**Stored data entries:**
Begin

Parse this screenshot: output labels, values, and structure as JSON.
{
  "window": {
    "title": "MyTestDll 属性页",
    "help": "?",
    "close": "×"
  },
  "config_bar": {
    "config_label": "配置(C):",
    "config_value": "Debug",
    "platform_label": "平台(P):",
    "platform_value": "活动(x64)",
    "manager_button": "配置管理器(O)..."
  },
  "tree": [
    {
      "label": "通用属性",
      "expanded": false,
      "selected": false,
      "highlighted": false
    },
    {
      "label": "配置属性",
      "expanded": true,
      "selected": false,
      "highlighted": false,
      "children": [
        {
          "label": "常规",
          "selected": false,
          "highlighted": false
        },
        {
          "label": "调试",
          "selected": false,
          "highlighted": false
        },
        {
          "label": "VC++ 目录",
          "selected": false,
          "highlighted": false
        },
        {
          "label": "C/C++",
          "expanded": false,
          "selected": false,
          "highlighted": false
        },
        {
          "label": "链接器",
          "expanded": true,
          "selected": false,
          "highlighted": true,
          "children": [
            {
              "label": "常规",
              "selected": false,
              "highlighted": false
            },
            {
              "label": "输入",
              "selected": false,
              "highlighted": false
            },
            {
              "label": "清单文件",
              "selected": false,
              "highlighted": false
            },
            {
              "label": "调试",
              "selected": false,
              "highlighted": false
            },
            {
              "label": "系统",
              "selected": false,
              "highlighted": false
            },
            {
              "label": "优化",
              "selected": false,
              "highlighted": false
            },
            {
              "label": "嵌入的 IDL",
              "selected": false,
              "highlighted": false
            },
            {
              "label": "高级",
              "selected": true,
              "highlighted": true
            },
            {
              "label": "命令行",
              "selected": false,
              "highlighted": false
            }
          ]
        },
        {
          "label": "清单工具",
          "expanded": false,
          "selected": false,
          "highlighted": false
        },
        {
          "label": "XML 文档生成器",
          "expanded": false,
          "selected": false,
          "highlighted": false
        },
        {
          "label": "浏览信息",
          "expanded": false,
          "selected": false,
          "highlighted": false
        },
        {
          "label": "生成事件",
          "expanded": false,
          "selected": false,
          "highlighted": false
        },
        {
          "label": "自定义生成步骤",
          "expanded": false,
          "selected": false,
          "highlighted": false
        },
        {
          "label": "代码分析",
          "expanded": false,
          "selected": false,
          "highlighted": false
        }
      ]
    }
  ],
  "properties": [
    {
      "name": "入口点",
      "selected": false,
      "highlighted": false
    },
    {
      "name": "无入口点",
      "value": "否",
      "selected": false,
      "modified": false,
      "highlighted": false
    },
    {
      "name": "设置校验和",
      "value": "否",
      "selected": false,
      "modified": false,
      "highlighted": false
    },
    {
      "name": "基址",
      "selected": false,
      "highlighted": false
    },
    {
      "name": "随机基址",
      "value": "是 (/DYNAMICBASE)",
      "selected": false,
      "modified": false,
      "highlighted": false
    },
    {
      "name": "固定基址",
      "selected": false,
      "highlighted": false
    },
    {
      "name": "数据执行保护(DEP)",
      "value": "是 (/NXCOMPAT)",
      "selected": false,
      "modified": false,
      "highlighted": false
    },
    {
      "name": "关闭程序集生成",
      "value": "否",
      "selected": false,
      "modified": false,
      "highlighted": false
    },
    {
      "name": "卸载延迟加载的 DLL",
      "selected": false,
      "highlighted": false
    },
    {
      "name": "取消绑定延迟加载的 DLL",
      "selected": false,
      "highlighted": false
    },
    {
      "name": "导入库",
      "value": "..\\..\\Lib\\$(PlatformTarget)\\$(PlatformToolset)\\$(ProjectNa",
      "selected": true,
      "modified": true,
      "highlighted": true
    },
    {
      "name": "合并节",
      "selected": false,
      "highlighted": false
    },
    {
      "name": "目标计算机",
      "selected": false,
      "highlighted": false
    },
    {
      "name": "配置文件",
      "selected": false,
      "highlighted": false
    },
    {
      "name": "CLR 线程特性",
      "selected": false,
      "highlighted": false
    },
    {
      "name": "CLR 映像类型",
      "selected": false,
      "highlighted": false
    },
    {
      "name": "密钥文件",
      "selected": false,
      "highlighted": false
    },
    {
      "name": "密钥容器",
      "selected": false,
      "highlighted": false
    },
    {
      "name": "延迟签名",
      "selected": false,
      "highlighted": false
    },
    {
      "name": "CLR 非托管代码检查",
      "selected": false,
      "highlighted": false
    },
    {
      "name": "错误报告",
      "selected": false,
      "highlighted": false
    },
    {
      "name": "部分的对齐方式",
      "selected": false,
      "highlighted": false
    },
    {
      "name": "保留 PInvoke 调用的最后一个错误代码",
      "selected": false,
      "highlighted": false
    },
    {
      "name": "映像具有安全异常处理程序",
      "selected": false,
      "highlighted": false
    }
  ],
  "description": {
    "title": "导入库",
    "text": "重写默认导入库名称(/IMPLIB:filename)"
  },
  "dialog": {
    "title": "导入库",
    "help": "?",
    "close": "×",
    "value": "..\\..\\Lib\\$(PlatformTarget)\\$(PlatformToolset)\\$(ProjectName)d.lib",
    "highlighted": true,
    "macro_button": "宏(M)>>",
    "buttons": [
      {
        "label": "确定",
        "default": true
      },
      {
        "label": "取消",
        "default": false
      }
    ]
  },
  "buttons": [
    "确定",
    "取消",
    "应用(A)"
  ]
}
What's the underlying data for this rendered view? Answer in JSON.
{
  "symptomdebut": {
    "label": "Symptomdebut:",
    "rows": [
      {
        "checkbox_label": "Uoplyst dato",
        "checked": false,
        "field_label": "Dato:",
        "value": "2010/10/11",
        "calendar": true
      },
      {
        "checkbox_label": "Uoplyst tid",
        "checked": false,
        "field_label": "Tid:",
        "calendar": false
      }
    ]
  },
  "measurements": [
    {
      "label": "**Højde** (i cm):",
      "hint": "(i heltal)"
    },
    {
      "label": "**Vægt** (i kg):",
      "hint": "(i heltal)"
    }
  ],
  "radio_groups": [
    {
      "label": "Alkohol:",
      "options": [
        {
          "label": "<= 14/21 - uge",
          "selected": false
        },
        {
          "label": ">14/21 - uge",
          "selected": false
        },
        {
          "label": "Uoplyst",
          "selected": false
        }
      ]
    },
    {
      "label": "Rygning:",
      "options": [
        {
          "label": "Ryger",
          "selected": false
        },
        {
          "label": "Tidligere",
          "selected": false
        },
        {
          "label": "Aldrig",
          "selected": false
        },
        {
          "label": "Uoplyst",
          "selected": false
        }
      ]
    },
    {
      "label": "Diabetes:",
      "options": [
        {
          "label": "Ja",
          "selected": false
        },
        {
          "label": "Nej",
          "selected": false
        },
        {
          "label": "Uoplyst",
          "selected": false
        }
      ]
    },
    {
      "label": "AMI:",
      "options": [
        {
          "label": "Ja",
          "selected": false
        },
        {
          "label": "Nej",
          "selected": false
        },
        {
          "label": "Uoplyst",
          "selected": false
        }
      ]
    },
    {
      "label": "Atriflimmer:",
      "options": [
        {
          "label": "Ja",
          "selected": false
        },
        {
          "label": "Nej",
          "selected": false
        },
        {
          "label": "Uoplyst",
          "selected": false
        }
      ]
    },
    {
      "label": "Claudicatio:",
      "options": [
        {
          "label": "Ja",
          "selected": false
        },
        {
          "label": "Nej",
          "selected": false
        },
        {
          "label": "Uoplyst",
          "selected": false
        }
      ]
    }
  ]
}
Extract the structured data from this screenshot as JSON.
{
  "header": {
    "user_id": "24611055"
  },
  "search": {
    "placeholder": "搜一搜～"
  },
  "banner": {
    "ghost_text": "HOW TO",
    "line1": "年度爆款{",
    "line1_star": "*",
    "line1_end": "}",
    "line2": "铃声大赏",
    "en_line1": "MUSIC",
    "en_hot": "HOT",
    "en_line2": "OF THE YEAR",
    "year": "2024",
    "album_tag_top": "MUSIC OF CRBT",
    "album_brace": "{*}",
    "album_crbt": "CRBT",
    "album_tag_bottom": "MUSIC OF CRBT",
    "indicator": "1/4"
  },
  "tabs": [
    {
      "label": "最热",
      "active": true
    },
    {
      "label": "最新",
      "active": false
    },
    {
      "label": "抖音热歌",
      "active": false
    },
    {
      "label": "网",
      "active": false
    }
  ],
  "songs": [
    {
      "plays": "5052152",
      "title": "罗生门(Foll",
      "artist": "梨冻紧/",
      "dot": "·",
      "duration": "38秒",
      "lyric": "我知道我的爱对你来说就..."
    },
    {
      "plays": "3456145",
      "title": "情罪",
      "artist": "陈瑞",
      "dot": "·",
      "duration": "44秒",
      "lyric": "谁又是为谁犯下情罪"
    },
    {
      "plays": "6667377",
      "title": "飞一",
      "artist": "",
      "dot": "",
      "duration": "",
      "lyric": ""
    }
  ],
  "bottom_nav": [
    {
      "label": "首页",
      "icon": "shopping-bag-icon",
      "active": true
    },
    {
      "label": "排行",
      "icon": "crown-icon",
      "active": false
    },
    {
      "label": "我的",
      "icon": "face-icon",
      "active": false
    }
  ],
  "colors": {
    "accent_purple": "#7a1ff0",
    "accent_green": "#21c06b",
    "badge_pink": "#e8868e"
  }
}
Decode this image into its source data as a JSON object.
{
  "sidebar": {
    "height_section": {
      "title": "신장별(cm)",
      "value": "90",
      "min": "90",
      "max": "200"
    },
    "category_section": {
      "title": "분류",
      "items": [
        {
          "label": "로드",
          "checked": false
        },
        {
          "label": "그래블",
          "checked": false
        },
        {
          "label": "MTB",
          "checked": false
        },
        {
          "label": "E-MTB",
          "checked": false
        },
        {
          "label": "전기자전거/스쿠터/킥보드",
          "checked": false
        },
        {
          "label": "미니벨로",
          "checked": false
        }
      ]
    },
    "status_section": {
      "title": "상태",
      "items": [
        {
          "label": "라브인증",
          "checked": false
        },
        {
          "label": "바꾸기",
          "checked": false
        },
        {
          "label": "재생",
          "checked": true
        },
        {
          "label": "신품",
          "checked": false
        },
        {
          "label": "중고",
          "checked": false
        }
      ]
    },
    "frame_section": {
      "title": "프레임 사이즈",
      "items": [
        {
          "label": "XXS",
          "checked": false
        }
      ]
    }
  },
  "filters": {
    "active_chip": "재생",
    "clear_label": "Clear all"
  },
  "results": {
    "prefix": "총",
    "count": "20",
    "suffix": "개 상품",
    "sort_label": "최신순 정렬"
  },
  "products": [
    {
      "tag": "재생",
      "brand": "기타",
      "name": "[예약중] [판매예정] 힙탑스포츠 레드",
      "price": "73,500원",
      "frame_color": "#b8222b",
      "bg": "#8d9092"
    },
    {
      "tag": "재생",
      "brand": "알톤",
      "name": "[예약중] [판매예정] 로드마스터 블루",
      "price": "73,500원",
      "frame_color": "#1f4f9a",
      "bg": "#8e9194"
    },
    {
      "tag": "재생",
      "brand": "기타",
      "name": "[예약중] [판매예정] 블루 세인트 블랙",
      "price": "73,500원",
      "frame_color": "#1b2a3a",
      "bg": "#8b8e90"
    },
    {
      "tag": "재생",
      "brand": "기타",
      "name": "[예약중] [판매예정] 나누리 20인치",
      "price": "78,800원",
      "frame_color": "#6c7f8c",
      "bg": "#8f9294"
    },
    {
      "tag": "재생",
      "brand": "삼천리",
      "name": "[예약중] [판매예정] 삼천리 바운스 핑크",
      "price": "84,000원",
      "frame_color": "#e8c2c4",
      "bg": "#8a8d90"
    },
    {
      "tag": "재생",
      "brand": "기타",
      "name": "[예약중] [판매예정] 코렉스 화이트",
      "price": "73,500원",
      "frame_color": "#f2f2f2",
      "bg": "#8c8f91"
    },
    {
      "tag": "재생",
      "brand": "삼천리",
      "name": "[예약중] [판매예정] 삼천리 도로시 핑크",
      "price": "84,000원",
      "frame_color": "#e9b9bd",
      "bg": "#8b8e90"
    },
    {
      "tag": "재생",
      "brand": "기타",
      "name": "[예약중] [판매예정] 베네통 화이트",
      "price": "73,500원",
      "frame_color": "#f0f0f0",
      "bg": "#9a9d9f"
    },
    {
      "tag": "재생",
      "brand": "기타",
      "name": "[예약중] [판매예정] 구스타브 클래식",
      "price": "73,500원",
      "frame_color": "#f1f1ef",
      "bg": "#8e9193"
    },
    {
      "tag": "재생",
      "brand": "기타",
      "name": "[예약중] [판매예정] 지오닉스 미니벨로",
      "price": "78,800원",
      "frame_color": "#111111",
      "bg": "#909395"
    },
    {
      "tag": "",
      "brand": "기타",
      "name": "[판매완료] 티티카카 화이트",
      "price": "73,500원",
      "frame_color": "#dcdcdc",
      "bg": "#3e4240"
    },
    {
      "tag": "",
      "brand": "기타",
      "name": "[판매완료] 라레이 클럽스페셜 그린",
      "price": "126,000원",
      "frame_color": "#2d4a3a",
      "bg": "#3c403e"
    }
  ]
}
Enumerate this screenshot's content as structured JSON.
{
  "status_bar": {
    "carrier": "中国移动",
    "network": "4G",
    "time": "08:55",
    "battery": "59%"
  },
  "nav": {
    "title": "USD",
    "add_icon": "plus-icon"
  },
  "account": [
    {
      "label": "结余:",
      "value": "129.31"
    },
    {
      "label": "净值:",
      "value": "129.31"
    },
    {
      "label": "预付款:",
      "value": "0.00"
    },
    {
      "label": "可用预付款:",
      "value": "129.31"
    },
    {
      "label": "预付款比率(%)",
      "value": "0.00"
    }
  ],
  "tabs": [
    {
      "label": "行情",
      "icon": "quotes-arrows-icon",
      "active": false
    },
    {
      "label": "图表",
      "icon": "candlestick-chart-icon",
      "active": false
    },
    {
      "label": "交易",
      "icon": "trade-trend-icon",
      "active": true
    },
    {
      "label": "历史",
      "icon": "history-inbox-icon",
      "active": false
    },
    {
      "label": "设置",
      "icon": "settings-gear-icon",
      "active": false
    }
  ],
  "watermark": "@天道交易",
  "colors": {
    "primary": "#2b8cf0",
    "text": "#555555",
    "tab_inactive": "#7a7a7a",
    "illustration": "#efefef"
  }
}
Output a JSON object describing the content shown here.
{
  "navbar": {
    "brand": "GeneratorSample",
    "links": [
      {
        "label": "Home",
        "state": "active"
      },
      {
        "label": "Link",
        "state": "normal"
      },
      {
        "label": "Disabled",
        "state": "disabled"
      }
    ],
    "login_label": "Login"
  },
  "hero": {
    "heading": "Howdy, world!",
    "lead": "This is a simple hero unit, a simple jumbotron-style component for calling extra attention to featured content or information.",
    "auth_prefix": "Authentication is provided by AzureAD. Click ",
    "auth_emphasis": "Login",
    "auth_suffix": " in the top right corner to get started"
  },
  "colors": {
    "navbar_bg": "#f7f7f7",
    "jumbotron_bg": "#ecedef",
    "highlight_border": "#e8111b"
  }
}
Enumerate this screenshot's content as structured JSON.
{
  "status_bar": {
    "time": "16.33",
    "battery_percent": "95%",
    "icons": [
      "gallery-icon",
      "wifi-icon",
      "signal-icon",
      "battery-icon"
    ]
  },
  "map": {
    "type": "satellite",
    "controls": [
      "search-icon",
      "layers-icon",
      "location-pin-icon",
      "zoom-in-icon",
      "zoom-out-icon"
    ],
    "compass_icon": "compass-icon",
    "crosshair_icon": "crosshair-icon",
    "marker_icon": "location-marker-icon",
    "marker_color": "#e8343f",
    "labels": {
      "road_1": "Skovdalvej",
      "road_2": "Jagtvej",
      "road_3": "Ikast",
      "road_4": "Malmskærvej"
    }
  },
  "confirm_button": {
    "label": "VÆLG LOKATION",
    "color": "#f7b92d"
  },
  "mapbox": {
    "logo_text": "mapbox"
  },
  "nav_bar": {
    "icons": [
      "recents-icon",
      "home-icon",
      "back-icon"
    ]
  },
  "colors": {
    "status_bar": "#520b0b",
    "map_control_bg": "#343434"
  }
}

End

**Written request:** Extract all lines containing the word "Login".

**Task answer:**
    "login_label": "Login"
    "auth_emphasis": "Login",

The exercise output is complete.